Text for analysis:

Individuals who identify as a member of the LGBT community
Why it matters
Lesbian, gay, bisexual, and transgender (LGBT) individuals come from diverse backgrounds but can face similar challenges related to overt and/or covert discrimination. For example, same-sex and transgender couples face discrimination in housing markets, and approximately 30 percent of LGBT individuals report experiencing workplace discrimination at some point in their careers. An analysis by the Human Rights Campaign finds that LGBTQ+ workers earn approximately 90 cents for every dollar compared to the “typical” worker (based on median weekly earnings of all full-time workers reported by the Bureau of Labor Statistics). In addition, LGBT individuals experience poverty at a higher rate (22 percent) than non-LGBT individuals (16 percent).
What to know about measurement
The Williams Institute recommends measuring LGBT status in the following way: “Do you think of yourself as (please check all that apply): (1) Straight; (2) Gay or lesbian; (3) Bisexual; (4), Transgender, transsexual, or gender non-conforming. IF yes to transgender, then probe: (1) Transgender or transsexual, male to female; (2) Transgender or transsexual, female to male; (3) Gender non-conforming.” Other measures broaden LGBT to include IA for intersex individuals and asexuality or Q for queer. However, because these terms might be interpreted differently, the Williams Institute does not recommend their inclusion, though respondents should be given a write-in option. As a less detailed alternative, the Gallup Institute asks a single question: “Do you personally identify as lesbian, gay, bisexual, or transgender?” We encourage E-W systems to align on LGBT data collection to inform policy and practice that supports LGBT individuals. As with other sensitive information, questions about LGBT status should be voluntary and confidential.
This disaggregate (or a similar indicator of sexual orientation) appeared in three source frameworks reviewed for this report: the United Way Equity framework, the California Cradle-to-Career Data System, and the Urban Institute Robust and Equitable Measures to Identify Quality Schools (REMIQS) framework.
The framework's recommendations are based on syntheses of existing research. Please see the framework report for a list of works cited.

Source data:

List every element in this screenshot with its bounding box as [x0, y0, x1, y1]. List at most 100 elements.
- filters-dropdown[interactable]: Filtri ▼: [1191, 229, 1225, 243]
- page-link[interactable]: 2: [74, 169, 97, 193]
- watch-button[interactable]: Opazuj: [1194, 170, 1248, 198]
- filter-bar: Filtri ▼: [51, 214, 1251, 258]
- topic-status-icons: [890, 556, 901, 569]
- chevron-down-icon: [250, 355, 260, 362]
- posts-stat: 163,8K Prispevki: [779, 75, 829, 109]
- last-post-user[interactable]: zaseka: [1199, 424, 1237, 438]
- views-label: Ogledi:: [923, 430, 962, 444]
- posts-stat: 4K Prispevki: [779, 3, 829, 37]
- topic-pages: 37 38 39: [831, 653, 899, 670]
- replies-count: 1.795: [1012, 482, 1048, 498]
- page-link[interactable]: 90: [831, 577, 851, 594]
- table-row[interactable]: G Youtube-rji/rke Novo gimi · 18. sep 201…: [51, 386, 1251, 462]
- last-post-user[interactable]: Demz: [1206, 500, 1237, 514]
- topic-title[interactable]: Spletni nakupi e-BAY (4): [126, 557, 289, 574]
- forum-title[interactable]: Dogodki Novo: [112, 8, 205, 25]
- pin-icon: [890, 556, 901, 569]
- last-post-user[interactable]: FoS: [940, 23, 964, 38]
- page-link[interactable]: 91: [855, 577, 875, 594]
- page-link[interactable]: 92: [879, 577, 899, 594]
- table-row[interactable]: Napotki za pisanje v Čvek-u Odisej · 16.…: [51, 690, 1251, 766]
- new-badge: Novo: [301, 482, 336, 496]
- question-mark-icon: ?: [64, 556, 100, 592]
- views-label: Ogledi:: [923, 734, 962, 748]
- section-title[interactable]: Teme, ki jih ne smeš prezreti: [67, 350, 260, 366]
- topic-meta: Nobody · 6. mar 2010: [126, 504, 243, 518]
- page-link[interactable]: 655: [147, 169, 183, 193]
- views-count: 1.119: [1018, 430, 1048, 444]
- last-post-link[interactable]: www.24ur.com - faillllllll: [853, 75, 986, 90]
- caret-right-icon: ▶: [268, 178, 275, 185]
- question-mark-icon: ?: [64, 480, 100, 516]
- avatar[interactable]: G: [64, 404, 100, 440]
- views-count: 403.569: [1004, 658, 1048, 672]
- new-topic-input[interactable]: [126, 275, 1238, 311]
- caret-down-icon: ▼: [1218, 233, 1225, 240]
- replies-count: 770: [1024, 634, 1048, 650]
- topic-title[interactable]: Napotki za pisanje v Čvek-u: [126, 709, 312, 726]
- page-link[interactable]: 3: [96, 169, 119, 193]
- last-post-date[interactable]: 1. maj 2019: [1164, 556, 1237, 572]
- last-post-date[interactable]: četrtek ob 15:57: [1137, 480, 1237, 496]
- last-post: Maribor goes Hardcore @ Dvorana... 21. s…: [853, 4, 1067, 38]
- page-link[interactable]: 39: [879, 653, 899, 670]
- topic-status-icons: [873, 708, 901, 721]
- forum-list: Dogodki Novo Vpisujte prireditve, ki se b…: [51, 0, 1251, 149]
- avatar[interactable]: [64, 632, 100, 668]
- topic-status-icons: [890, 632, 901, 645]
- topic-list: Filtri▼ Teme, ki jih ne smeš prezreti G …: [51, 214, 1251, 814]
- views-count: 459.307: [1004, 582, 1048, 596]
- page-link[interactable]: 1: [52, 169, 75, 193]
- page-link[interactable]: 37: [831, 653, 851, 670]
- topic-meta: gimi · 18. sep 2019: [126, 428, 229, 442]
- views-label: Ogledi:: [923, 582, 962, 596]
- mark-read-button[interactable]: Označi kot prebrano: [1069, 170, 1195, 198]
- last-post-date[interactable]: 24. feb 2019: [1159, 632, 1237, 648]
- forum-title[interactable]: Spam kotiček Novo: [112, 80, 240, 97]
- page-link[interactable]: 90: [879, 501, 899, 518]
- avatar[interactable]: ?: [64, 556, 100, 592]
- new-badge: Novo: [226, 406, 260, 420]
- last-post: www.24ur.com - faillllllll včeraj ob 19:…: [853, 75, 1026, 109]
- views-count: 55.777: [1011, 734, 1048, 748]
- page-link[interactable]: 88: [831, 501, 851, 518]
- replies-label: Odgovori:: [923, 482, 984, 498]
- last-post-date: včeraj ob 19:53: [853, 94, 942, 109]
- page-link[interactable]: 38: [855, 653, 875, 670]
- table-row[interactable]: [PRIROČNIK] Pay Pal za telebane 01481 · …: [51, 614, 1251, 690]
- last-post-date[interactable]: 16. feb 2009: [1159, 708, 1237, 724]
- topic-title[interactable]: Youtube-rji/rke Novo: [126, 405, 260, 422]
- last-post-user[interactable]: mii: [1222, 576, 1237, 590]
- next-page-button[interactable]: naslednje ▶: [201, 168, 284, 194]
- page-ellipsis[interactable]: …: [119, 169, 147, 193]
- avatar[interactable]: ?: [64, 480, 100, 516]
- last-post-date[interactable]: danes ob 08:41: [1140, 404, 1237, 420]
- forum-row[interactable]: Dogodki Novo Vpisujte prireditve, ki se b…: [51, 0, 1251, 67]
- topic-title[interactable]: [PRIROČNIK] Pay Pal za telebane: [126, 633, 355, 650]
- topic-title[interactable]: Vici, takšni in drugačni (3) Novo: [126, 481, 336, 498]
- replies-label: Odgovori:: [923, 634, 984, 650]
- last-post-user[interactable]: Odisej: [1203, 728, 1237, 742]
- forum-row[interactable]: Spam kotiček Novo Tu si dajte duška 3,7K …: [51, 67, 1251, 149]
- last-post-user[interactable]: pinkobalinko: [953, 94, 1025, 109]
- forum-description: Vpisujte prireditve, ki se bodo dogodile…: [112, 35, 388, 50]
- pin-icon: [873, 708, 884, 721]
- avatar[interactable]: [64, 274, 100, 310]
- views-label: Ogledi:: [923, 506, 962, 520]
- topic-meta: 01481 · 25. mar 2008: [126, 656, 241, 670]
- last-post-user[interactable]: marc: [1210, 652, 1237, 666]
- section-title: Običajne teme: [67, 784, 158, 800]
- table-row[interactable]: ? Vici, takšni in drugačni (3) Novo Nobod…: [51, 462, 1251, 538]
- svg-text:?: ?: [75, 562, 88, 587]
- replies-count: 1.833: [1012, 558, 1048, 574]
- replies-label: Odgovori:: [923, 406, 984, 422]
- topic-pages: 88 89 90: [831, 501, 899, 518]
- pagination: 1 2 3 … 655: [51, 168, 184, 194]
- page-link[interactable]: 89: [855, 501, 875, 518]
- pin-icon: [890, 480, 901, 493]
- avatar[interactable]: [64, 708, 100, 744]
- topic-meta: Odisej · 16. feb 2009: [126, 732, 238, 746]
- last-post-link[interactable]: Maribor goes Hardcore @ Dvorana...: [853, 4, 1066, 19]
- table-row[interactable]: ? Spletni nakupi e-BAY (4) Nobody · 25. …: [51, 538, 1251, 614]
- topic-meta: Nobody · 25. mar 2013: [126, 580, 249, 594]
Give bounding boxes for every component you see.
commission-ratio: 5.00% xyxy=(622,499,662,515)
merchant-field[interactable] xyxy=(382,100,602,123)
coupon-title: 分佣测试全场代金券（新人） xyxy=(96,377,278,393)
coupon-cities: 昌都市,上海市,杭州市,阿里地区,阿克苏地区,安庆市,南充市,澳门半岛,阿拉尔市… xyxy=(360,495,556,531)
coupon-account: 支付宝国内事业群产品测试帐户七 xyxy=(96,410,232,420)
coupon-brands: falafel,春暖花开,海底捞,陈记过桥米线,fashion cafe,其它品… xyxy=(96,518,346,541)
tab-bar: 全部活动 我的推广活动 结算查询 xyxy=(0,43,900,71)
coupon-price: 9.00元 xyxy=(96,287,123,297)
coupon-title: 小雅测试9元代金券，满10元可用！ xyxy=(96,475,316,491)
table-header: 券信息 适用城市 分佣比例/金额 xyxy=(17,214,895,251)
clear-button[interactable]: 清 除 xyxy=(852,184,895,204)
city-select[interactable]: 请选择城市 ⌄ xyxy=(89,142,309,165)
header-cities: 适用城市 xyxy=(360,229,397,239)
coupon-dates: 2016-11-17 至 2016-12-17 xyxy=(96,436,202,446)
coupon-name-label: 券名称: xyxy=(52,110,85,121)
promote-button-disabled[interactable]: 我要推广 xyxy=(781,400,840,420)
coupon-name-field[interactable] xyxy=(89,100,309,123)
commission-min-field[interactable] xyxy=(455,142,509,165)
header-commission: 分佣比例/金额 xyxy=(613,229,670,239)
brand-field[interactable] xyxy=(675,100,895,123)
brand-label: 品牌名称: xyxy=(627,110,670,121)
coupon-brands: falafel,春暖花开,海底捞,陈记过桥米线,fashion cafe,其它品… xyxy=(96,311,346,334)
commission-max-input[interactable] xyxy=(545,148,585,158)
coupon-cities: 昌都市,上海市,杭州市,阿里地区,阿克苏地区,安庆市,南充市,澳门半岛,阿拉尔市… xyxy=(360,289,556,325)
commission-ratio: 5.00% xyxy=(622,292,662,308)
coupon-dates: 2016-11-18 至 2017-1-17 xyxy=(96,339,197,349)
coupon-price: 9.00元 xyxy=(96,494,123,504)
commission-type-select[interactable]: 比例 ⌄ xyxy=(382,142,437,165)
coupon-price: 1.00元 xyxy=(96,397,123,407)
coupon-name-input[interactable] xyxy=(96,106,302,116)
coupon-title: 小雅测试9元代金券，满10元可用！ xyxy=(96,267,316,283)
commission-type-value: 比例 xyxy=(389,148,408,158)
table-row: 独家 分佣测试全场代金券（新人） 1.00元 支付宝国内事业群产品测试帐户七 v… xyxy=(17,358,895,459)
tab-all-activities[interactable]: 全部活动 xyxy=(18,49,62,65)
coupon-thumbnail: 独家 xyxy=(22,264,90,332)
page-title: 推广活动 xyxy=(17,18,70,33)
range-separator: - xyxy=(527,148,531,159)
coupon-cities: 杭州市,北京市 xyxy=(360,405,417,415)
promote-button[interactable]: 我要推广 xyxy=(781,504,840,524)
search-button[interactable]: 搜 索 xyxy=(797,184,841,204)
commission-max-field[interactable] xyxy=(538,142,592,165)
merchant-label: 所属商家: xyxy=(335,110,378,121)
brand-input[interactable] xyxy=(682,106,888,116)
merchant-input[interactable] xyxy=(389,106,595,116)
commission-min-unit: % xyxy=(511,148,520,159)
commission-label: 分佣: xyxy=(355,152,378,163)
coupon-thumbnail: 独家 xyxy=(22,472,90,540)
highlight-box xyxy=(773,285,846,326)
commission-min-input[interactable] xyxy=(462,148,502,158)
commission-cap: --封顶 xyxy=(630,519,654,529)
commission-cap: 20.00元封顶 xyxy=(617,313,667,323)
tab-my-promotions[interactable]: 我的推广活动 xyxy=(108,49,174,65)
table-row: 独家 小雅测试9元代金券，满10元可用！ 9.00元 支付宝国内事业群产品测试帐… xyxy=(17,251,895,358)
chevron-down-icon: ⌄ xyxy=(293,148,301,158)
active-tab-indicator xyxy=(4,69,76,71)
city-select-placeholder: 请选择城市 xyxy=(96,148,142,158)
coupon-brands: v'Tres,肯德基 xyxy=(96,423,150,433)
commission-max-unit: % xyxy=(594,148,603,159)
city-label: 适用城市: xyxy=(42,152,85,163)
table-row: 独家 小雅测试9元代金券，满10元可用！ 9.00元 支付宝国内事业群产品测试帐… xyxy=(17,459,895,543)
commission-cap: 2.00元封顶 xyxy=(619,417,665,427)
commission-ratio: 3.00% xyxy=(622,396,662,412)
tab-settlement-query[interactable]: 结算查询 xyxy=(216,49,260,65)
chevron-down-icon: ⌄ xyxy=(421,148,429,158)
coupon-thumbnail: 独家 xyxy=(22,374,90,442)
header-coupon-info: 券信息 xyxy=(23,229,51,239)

Activity:
Condense the paragraph beginning "Lesbian, gay, bisexual, and transgender (LGBT) individuals come from diverse backgrounds" in the text on LGBT individuals into a bulleted list that keeps its main facts. The listing has nothing to do with the text on LGBT individuals.

Worked solution:
- LGBT individuals come from diverse backgrounds but can face similar challenges from overt and/or covert discrimination.
- Same-sex and transgender couples face discrimination in housing markets.
- About 30 percent of LGBT individuals report workplace discrimination at some point in their careers.
- A Human Rights Campaign analysis finds that LGBTQ+ workers earn about 90 cents for every dollar the "typical" worker earns, based on Bureau of Labor Statistics median weekly earnings of all full-time workers.
- LGBT individuals experience poverty at a higher rate (22 percent) than non-LGBT individuals (16 percent).